• [What you need to do]: Leave out every picture, then transcribe the rest of the listing exactly.

• [Records for this task]:
****************************************

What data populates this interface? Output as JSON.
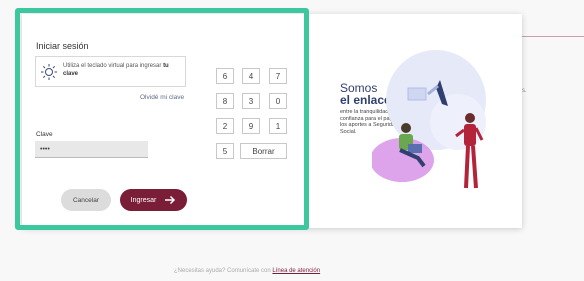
{
  "login": {
    "title": "Iniciar sesión",
    "info_text": "Utiliza el teclado virtual para ingresar",
    "info_bold": "tu clave",
    "forgot_link": "Olvidé mi clave",
    "key_label": "Clave",
    "key_value": "••••",
    "cancel_label": "Cancelar",
    "login_label": "Ingresar"
  },
  "keypad": {
    "keys": [
      "6",
      "4",
      "7",
      "8",
      "3",
      "0",
      "2",
      "9",
      "1",
      "5"
    ],
    "delete_label": "Borrar"
  },
  "promo": {
    "title_line1": "Somos",
    "title_line2": "el enlace",
    "text": "entre la tranquilidad y la confianza para el pago de los aportes a Seguridad Social."
  },
  "footer": {
    "text": "¿Necesitas ayuda? Comunícate con",
    "link": "Línea de atención"
  },
  "colors": {
    "accent": "#7a1e38",
    "highlight": "#3cc79e",
    "promo_title": "#2f3f6e"
  }
}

****************************************

• [Task answer]:
What data populates this interface? Output as JSON.
{
  "login": {
    "title": "Iniciar sesión",
    "info_text": "Utiliza el teclado virtual para ingresar",
    "info_bold": "tu clave",
    "forgot_link": "Olvidé mi clave",
    "key_label": "Clave",
    "key_value": "••••",
    "cancel_label": "Cancelar",
    "login_label": "Ingresar"
  },
  "keypad": {
    "keys": [
      "6",
      "4",
      "7",
      "8",
      "3",
      "0",
      "2",
      "9",
      "1",
      "5"
    ],
    "delete_label": "Borrar"
  },
  "promo": {
    "title_line1": "Somos",
    "title_line2": "el enlace",
    "text": "entre la tranquilidad y la confianza para el pago de los aportes a Seguridad Social."
  },
  "footer": {
    "text": "¿Necesitas ayuda? Comunícate con",
    "link": "Línea de atención"
  },
  "colors": {
    "accent": "#7a1e38",
    "highlight": "#3cc79e",
    "promo_title": "#2f3f6e"
  }
}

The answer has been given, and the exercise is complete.